[Recorded data]
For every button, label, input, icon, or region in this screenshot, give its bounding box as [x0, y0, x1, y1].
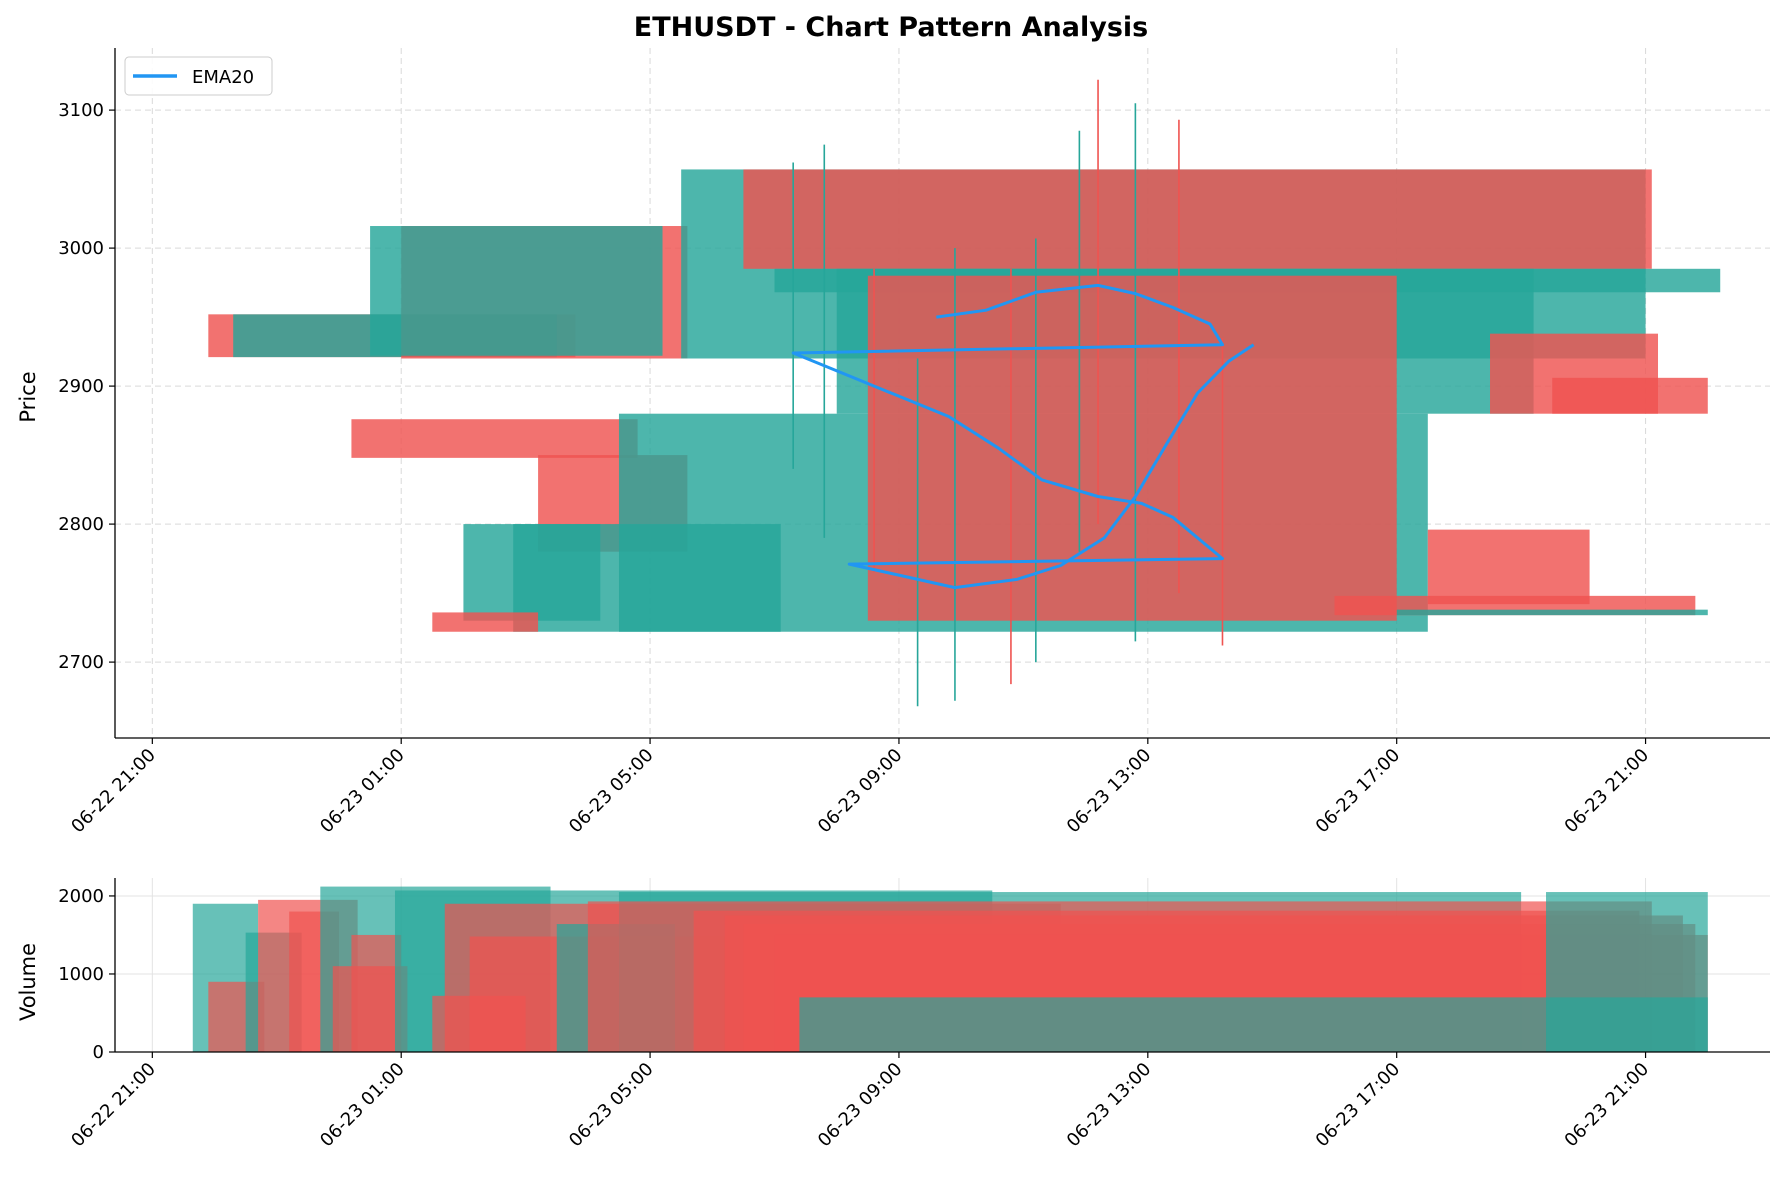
profile-band [1552, 377, 1708, 414]
volume-bars [192, 886, 1708, 1052]
profile-band [351, 419, 638, 458]
profile-band [370, 226, 663, 356]
volume-y-tick-label: 0 [93, 1042, 104, 1063]
price-y-label: Price [16, 371, 40, 422]
price-wicks [792, 79, 1224, 707]
price-y-tick-label: 2700 [58, 652, 104, 673]
price-y-ticks: 2700 2800 2900 3000 3100 [58, 100, 115, 673]
chart-title: ETHUSDT - Chart Pattern Analysis [634, 12, 1148, 43]
volume-bar [351, 934, 402, 1052]
profile-band [1396, 609, 1708, 616]
volume-y-ticks: 0 1000 2000 [58, 886, 115, 1063]
price-y-tick-label: 2800 [58, 514, 104, 535]
profile-band [743, 169, 1652, 269]
volume-y-label: Volume [16, 943, 40, 1021]
legend-box [124, 56, 273, 96]
legend: EMA20 [124, 56, 273, 96]
price-y-tick-label: 3100 [58, 100, 104, 121]
ema20-line [791, 283, 1255, 590]
price-y-tick-label: 2900 [58, 376, 104, 397]
volume-y-tick-label: 2000 [58, 886, 104, 907]
legend-ema20-label: EMA20 [192, 67, 254, 88]
profile-band [463, 524, 601, 621]
profile-band [1427, 529, 1590, 605]
profile-band [432, 612, 539, 632]
volume-bar [1546, 892, 1708, 1052]
price-y-tick-label: 3000 [58, 238, 104, 259]
profile-band [867, 275, 1397, 621]
volume-y-tick-label: 1000 [58, 964, 104, 985]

> **Written problem**:
Quote the records from the line containing "profile-band [1552, 377, 1708, 414]" through the line containing "price-wicks [792, 79, 1224, 707]", both ends included, reproducing every line in that stretch without any change.

> **Final result**:
profile-band [1552, 377, 1708, 414]
volume-bars [192, 886, 1708, 1052]
profile-band [351, 419, 638, 458]
profile-band [370, 226, 663, 356]
volume-y-tick-label: 0 [93, 1042, 104, 1063]
price-y-label: Price [16, 371, 40, 422]
price-wicks [792, 79, 1224, 707]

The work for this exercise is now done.